EXERCISE AIM –
Copy out, word for word, the rows that begin with the one containing "data-point bbox=[141, 333, 153, 344]" and end with the one containing "x-tick-label: 3500 bbox=[512, 449, 553, 468]", including both of those rows.

RECORDED DATA –
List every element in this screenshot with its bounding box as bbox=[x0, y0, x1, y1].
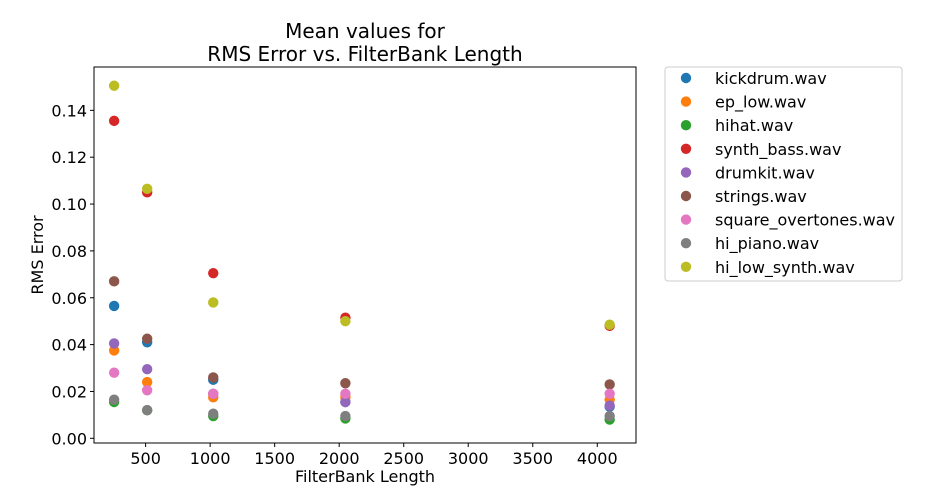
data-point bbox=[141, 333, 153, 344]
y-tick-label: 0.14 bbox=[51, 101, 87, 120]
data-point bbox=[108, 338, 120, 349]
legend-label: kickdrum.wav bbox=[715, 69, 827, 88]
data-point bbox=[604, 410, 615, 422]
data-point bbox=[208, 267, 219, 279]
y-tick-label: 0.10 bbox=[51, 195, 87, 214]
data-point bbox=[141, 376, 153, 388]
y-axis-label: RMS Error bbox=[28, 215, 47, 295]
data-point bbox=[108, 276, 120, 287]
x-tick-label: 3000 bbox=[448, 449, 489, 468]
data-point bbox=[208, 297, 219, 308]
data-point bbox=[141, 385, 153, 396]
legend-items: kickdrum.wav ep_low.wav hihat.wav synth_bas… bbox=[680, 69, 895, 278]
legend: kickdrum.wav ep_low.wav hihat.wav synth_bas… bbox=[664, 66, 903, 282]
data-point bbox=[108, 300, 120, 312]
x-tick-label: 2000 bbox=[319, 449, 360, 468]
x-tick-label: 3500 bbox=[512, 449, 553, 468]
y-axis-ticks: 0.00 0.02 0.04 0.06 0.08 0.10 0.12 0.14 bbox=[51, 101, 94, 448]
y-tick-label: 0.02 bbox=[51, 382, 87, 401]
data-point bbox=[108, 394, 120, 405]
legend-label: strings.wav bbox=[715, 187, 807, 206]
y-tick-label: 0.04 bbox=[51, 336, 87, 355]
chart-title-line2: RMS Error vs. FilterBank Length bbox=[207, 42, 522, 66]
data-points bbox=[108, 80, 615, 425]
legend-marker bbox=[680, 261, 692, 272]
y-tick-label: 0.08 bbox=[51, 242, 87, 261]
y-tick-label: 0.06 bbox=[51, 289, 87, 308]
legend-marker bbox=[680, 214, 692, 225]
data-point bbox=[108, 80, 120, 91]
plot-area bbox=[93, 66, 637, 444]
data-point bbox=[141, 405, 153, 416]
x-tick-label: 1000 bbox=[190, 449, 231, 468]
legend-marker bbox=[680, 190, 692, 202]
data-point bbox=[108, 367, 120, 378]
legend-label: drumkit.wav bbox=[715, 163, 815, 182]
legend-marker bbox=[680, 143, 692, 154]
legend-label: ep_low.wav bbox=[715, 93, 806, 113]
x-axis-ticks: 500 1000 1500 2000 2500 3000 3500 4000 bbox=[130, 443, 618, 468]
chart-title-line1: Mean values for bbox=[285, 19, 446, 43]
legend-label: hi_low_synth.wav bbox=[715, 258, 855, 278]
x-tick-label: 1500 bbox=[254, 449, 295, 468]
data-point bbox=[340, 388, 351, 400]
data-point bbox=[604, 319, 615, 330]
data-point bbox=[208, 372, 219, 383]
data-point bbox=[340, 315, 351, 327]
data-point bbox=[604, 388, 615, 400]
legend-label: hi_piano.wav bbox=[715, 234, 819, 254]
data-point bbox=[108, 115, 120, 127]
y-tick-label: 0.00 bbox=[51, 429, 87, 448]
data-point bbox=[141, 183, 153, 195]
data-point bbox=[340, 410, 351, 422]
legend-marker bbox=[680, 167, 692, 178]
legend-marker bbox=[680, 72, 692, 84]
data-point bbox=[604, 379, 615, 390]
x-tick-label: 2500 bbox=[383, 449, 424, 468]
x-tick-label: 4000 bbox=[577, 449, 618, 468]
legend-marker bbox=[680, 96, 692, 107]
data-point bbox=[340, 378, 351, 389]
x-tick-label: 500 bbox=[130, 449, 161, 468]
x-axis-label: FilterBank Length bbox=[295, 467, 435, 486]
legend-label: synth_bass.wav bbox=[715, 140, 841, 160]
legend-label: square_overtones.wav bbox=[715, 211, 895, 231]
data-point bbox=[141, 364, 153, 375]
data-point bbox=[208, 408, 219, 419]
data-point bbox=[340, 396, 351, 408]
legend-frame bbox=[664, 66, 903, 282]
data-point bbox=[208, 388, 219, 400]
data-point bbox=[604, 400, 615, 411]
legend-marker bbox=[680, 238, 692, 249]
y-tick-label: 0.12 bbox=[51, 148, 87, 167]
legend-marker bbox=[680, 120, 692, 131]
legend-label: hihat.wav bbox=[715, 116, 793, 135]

...

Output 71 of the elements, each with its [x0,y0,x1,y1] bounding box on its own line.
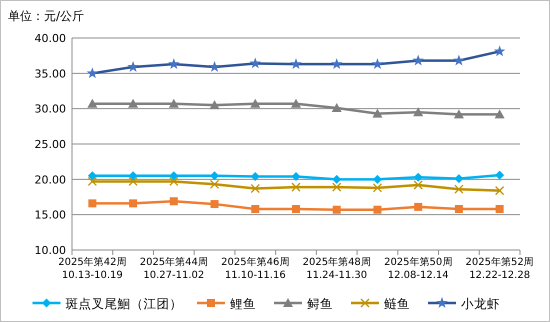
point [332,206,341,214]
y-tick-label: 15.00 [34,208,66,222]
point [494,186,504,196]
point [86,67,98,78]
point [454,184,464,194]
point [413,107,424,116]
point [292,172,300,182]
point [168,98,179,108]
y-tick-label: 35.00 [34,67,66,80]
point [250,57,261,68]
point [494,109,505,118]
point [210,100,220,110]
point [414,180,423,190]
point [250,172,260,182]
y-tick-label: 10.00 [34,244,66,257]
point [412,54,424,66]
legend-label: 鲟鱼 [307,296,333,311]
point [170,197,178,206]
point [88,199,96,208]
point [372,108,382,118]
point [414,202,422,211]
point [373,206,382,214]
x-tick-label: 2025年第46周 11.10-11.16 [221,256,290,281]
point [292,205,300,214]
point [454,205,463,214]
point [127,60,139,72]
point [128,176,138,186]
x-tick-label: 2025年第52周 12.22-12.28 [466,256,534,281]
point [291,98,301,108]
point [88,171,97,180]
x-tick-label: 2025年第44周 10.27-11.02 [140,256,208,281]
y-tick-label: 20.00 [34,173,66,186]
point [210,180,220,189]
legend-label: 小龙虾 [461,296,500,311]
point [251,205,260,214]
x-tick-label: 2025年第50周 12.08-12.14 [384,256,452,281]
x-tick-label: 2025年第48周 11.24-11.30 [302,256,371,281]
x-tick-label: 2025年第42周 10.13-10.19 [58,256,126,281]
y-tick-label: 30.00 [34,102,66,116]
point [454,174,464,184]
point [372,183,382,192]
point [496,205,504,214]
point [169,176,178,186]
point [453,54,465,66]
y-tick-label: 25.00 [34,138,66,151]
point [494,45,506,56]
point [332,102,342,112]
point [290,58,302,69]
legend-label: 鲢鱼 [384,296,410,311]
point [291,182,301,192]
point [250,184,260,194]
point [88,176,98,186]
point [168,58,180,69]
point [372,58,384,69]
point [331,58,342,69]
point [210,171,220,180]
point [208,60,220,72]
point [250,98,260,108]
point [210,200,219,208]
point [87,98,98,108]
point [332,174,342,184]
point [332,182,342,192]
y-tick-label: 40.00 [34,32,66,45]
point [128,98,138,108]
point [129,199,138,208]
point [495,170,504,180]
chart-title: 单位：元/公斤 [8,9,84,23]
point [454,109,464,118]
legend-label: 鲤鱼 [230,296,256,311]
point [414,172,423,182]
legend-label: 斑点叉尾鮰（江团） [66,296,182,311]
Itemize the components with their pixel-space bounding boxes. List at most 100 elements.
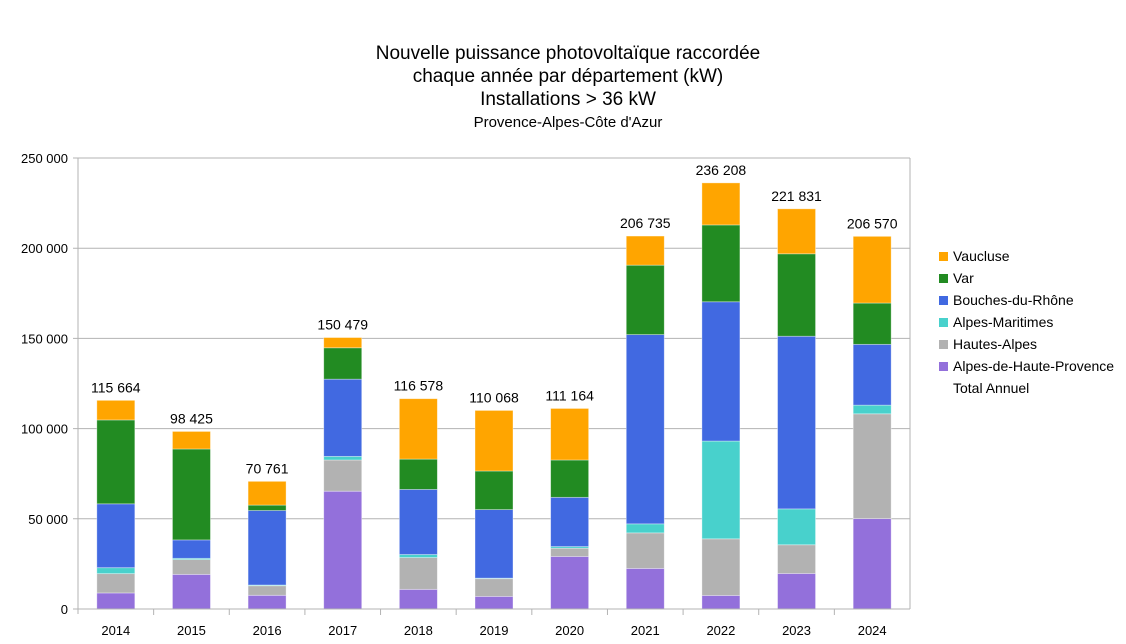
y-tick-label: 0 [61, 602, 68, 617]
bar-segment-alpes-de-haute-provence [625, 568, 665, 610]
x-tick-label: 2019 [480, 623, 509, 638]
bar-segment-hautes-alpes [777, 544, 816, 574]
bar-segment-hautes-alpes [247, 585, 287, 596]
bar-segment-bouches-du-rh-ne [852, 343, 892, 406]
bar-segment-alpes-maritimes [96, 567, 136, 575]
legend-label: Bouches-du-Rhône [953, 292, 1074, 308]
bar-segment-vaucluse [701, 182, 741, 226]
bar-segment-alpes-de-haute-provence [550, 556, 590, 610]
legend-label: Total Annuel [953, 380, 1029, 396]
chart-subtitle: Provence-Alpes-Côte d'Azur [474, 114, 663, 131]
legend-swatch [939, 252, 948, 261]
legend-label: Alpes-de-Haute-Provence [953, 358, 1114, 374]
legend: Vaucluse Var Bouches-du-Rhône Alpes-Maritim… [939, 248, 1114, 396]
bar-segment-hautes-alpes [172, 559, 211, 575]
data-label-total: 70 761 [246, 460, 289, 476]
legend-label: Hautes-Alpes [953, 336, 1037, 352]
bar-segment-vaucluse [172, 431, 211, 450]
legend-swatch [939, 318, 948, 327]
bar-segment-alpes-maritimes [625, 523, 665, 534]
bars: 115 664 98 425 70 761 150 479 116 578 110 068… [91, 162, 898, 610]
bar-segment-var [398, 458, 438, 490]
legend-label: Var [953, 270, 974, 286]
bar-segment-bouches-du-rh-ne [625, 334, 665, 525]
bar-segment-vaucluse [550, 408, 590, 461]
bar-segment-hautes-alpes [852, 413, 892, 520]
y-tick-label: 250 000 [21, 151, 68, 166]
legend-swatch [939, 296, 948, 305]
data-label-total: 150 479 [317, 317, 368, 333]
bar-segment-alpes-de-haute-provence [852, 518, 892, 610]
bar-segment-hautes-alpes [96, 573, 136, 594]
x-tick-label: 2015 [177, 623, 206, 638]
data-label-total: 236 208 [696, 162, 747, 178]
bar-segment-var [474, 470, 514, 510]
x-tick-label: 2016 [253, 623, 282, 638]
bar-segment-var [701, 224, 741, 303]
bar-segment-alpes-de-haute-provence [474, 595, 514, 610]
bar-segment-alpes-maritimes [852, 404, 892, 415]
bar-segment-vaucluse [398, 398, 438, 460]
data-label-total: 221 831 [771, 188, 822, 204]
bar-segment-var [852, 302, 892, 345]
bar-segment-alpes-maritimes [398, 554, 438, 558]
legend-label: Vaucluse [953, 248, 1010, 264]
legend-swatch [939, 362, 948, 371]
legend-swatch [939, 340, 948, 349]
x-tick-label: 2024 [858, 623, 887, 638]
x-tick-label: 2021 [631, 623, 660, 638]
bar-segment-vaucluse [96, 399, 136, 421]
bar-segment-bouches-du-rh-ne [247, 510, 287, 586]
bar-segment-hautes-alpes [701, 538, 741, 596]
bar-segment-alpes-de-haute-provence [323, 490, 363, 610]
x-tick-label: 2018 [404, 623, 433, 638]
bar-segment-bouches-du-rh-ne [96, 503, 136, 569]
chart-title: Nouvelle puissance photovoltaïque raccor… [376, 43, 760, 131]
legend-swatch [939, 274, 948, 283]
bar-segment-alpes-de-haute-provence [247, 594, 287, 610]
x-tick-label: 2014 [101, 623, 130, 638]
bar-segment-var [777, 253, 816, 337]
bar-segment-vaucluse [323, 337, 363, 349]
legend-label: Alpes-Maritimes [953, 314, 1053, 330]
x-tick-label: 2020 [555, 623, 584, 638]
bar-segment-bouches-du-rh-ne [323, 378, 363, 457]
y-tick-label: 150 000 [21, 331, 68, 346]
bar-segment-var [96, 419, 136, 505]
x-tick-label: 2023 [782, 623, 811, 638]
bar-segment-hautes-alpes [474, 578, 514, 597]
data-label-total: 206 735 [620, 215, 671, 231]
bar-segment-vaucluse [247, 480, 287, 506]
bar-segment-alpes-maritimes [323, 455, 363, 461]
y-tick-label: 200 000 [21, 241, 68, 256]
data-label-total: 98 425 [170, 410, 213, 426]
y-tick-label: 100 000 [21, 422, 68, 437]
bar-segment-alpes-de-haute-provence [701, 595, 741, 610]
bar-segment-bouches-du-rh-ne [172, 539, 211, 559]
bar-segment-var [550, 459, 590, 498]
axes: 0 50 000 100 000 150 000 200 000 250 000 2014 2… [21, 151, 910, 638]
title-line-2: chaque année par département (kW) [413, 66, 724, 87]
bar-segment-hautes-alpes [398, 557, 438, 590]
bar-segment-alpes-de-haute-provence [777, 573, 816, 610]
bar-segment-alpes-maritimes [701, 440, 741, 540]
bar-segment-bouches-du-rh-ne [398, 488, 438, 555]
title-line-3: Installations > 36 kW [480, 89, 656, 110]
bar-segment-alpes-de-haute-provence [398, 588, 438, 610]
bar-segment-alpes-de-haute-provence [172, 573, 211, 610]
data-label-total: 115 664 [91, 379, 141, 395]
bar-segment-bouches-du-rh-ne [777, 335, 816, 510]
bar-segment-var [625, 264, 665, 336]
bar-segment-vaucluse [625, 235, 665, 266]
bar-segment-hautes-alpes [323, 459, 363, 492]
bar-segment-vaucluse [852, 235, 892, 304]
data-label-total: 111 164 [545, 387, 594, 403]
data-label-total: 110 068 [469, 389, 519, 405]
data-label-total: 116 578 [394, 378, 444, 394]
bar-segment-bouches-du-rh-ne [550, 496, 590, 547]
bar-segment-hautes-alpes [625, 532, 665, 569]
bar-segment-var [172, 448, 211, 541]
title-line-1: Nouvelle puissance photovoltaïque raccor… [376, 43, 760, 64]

RESPONSE TO THIS EXERCISE –
data-point bbox=[141, 333, 153, 344]
y-tick-label: 0.14 bbox=[51, 101, 87, 120]
data-point bbox=[108, 338, 120, 349]
legend-label: kickdrum.wav bbox=[715, 69, 827, 88]
data-point bbox=[604, 410, 615, 422]
data-point bbox=[208, 267, 219, 279]
y-tick-label: 0.10 bbox=[51, 195, 87, 214]
data-point bbox=[141, 376, 153, 388]
y-axis-label: RMS Error bbox=[28, 215, 47, 295]
data-point bbox=[108, 276, 120, 287]
x-tick-label: 3000 bbox=[448, 449, 489, 468]
data-point bbox=[208, 297, 219, 308]
data-point bbox=[141, 385, 153, 396]
legend-items: kickdrum.wav ep_low.wav hihat.wav synth_bas… bbox=[680, 69, 895, 278]
legend: kickdrum.wav ep_low.wav hihat.wav synth_bas… bbox=[664, 66, 903, 282]
data-point bbox=[108, 300, 120, 312]
x-tick-label: 2000 bbox=[319, 449, 360, 468]
x-tick-label: 3500 bbox=[512, 449, 553, 468]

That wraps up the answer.